Collected data entries

* * * * *

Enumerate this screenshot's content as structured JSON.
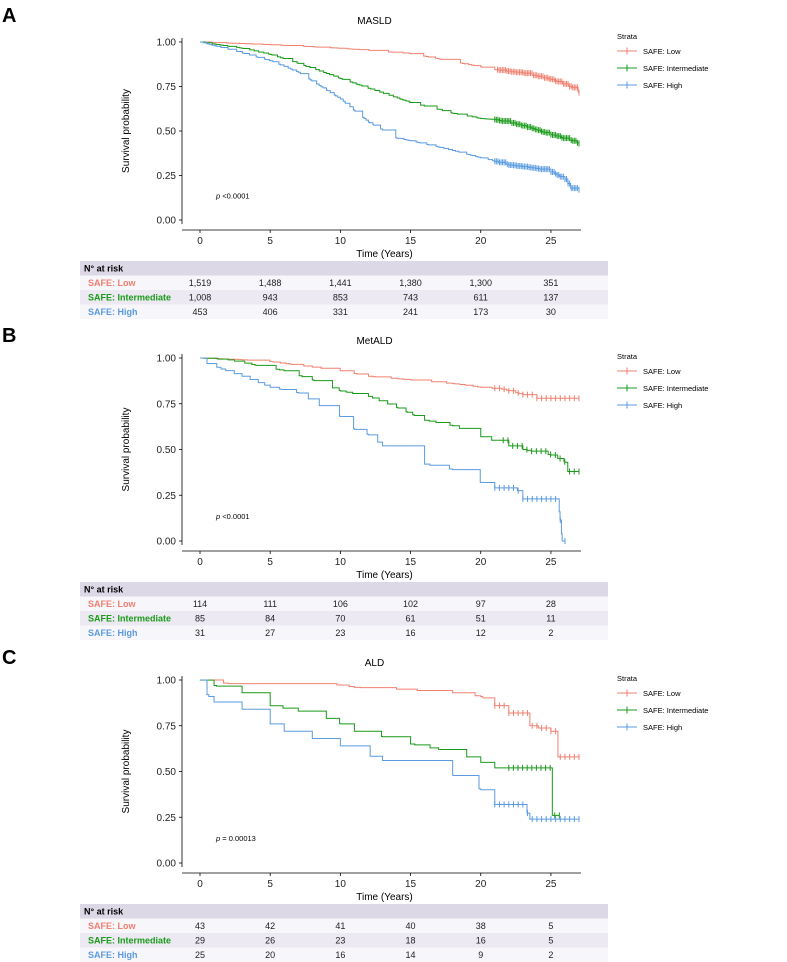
{
  "colors": {
    "low": "#f08070",
    "intermediate": "#1a9a1a",
    "high": "#5b9be0",
    "table_header_bg": "#dcd8e6",
    "table_stripe_bg": "#ece9f2",
    "table_row_bg": "#f7f6fa"
  },
  "legend_title": "Strata",
  "legend_labels": [
    "SAFE: Low",
    "SAFE: Intermediate",
    "SAFE: High"
  ],
  "table_header": "N° at risk",
  "table_row_labels": [
    "SAFE: Low",
    "SAFE: Intermediate",
    "SAFE: High"
  ],
  "chart_data": [
    {
      "panel": "A",
      "type": "line",
      "title": "MASLD",
      "xlabel": "Time (Years)",
      "ylabel": "Survival probability",
      "xlim": [
        0,
        27
      ],
      "ylim": [
        0,
        1
      ],
      "xticks": [
        0,
        5,
        10,
        15,
        20,
        25
      ],
      "yticks": [
        "0.00",
        "0.25",
        "0.50",
        "0.75",
        "1.00"
      ],
      "pvalue_prefix": "p",
      "pvalue_text": "<0.0001",
      "series": [
        {
          "name": "SAFE: Low",
          "steps": 80,
          "censor_from": 21.2,
          "points": [
            [
              0,
              1
            ],
            [
              5,
              0.985
            ],
            [
              10,
              0.965
            ],
            [
              15,
              0.935
            ],
            [
              20,
              0.86
            ],
            [
              21,
              0.845
            ],
            [
              23,
              0.825
            ],
            [
              25,
              0.79
            ],
            [
              26.5,
              0.745
            ],
            [
              27,
              0.715
            ]
          ]
        },
        {
          "name": "SAFE: Intermediate",
          "steps": 120,
          "censor_from": 21.0,
          "points": [
            [
              0,
              1
            ],
            [
              3,
              0.965
            ],
            [
              5,
              0.93
            ],
            [
              7,
              0.88
            ],
            [
              10,
              0.795
            ],
            [
              12,
              0.74
            ],
            [
              15,
              0.66
            ],
            [
              18,
              0.6
            ],
            [
              20,
              0.57
            ],
            [
              21,
              0.565
            ],
            [
              23,
              0.53
            ],
            [
              25,
              0.48
            ],
            [
              26.5,
              0.445
            ],
            [
              27,
              0.43
            ]
          ]
        },
        {
          "name": "SAFE: High",
          "steps": 140,
          "censor_from": 21.0,
          "points": [
            [
              0,
              1
            ],
            [
              2,
              0.96
            ],
            [
              5,
              0.895
            ],
            [
              7,
              0.83
            ],
            [
              10,
              0.68
            ],
            [
              12,
              0.55
            ],
            [
              14,
              0.46
            ],
            [
              15,
              0.445
            ],
            [
              17,
              0.41
            ],
            [
              19,
              0.37
            ],
            [
              21,
              0.33
            ],
            [
              22,
              0.31
            ],
            [
              24,
              0.29
            ],
            [
              25,
              0.27
            ],
            [
              26,
              0.23
            ],
            [
              26.4,
              0.18
            ],
            [
              27,
              0.17
            ]
          ]
        }
      ],
      "at_risk": {
        "times": [
          0,
          5,
          10,
          15,
          20,
          25
        ],
        "rows": [
          [
            "1,519",
            "1,488",
            "1,441",
            "1,380",
            "1,300",
            "351"
          ],
          [
            "1,008",
            "943",
            "853",
            "743",
            "611",
            "137"
          ],
          [
            "453",
            "406",
            "331",
            "241",
            "173",
            "30"
          ]
        ]
      }
    },
    {
      "panel": "B",
      "type": "line",
      "title": "MetALD",
      "xlabel": "Time (Years)",
      "ylabel": "Survival probability",
      "xlim": [
        0,
        27
      ],
      "ylim": [
        0,
        1
      ],
      "xticks": [
        0,
        5,
        10,
        15,
        20,
        25
      ],
      "yticks": [
        "0.00",
        "0.25",
        "0.50",
        "0.75",
        "1.00"
      ],
      "pvalue_prefix": "p",
      "pvalue_text": "<0.0001",
      "series": [
        {
          "name": "SAFE: Low",
          "steps": 34,
          "censor_from": 21.0,
          "points": [
            [
              0,
              1
            ],
            [
              3,
              0.99
            ],
            [
              5,
              0.98
            ],
            [
              8,
              0.95
            ],
            [
              10,
              0.93
            ],
            [
              12,
              0.9
            ],
            [
              15,
              0.88
            ],
            [
              18,
              0.86
            ],
            [
              20,
              0.84
            ],
            [
              21.5,
              0.83
            ],
            [
              23,
              0.8
            ],
            [
              24,
              0.78
            ],
            [
              27,
              0.78
            ]
          ]
        },
        {
          "name": "SAFE: Intermediate",
          "steps": 40,
          "censor_from": 21.6,
          "points": [
            [
              0,
              1
            ],
            [
              2,
              0.99
            ],
            [
              4,
              0.96
            ],
            [
              6,
              0.93
            ],
            [
              8,
              0.88
            ],
            [
              10,
              0.82
            ],
            [
              12,
              0.79
            ],
            [
              14,
              0.73
            ],
            [
              16,
              0.66
            ],
            [
              18,
              0.63
            ],
            [
              20,
              0.57
            ],
            [
              22,
              0.52
            ],
            [
              23,
              0.5
            ],
            [
              25,
              0.47
            ],
            [
              26,
              0.43
            ],
            [
              26.2,
              0.38
            ],
            [
              27,
              0.38
            ]
          ]
        },
        {
          "name": "SAFE: High",
          "steps": 26,
          "censor_from": 21.0,
          "points": [
            [
              0,
              1
            ],
            [
              0.5,
              0.97
            ],
            [
              1.5,
              0.94
            ],
            [
              3,
              0.9
            ],
            [
              5,
              0.84
            ],
            [
              7,
              0.81
            ],
            [
              8.5,
              0.74
            ],
            [
              10,
              0.68
            ],
            [
              11,
              0.61
            ],
            [
              12,
              0.58
            ],
            [
              13,
              0.52
            ],
            [
              15,
              0.52
            ],
            [
              16,
              0.42
            ],
            [
              18,
              0.39
            ],
            [
              20,
              0.32
            ],
            [
              21,
              0.29
            ],
            [
              22.5,
              0.29
            ],
            [
              23,
              0.23
            ],
            [
              25.5,
              0.23
            ],
            [
              25.8,
              0
            ],
            [
              26,
              0
            ]
          ]
        }
      ],
      "at_risk": {
        "times": [
          0,
          5,
          10,
          15,
          20,
          25
        ],
        "rows": [
          [
            "114",
            "111",
            "106",
            "102",
            "97",
            "28"
          ],
          [
            "85",
            "84",
            "70",
            "61",
            "51",
            "11"
          ],
          [
            "31",
            "27",
            "23",
            "16",
            "12",
            "2"
          ]
        ]
      }
    },
    {
      "panel": "C",
      "type": "line",
      "title": "ALD",
      "xlabel": "Time (Years)",
      "ylabel": "Survival probability",
      "xlim": [
        0,
        27
      ],
      "ylim": [
        0,
        1
      ],
      "xticks": [
        0,
        5,
        10,
        15,
        20,
        25
      ],
      "yticks": [
        "0.00",
        "0.25",
        "0.50",
        "0.75",
        "1.00"
      ],
      "pvalue_prefix": "p",
      "pvalue_text": "= 0.00013",
      "series": [
        {
          "name": "SAFE: Low",
          "steps": 12,
          "censor_from": 21.0,
          "points": [
            [
              0,
              1
            ],
            [
              2,
              0.98
            ],
            [
              9,
              0.98
            ],
            [
              11,
              0.96
            ],
            [
              14,
              0.95
            ],
            [
              18,
              0.93
            ],
            [
              20,
              0.91
            ],
            [
              21,
              0.86
            ],
            [
              22,
              0.82
            ],
            [
              23.5,
              0.75
            ],
            [
              25,
              0.72
            ],
            [
              25.5,
              0.58
            ],
            [
              27,
              0.58
            ]
          ]
        },
        {
          "name": "SAFE: Intermediate",
          "steps": 12,
          "censor_from": 22.0,
          "points": [
            [
              0,
              1
            ],
            [
              1,
              0.97
            ],
            [
              3,
              0.93
            ],
            [
              5,
              0.86
            ],
            [
              7,
              0.83
            ],
            [
              9,
              0.79
            ],
            [
              10,
              0.76
            ],
            [
              11,
              0.72
            ],
            [
              13,
              0.69
            ],
            [
              15,
              0.65
            ],
            [
              17,
              0.62
            ],
            [
              19,
              0.58
            ],
            [
              20,
              0.55
            ],
            [
              21,
              0.52
            ],
            [
              25,
              0.52
            ],
            [
              25.1,
              0.26
            ],
            [
              25.6,
              0.26
            ]
          ]
        },
        {
          "name": "SAFE: High",
          "steps": 10,
          "censor_from": 21.0,
          "points": [
            [
              0,
              1
            ],
            [
              0.5,
              0.92
            ],
            [
              1,
              0.88
            ],
            [
              3,
              0.84
            ],
            [
              5,
              0.76
            ],
            [
              6,
              0.72
            ],
            [
              8,
              0.68
            ],
            [
              10,
              0.64
            ],
            [
              13,
              0.56
            ],
            [
              17,
              0.56
            ],
            [
              18,
              0.48
            ],
            [
              20,
              0.4
            ],
            [
              21,
              0.32
            ],
            [
              23,
              0.32
            ],
            [
              23.5,
              0.24
            ],
            [
              27,
              0.24
            ]
          ]
        }
      ],
      "at_risk": {
        "times": [
          0,
          5,
          10,
          15,
          20,
          25
        ],
        "rows": [
          [
            "43",
            "42",
            "41",
            "40",
            "38",
            "5"
          ],
          [
            "29",
            "26",
            "23",
            "18",
            "16",
            "5"
          ],
          [
            "25",
            "20",
            "16",
            "14",
            "9",
            "2"
          ]
        ]
      }
    }
  ]
}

* * * * *

TASK BRIEF -> Working from the listing above, pick out every line that has "steps" and copy it.

ANSWER TO THIS EXERCISE ->
          "steps": 80,
          "steps": 120,
          "steps": 140,
          "steps": 34,
          "steps": 40,
          "steps": 26,
          "steps": 12,
          "steps": 12,
          "steps": 10,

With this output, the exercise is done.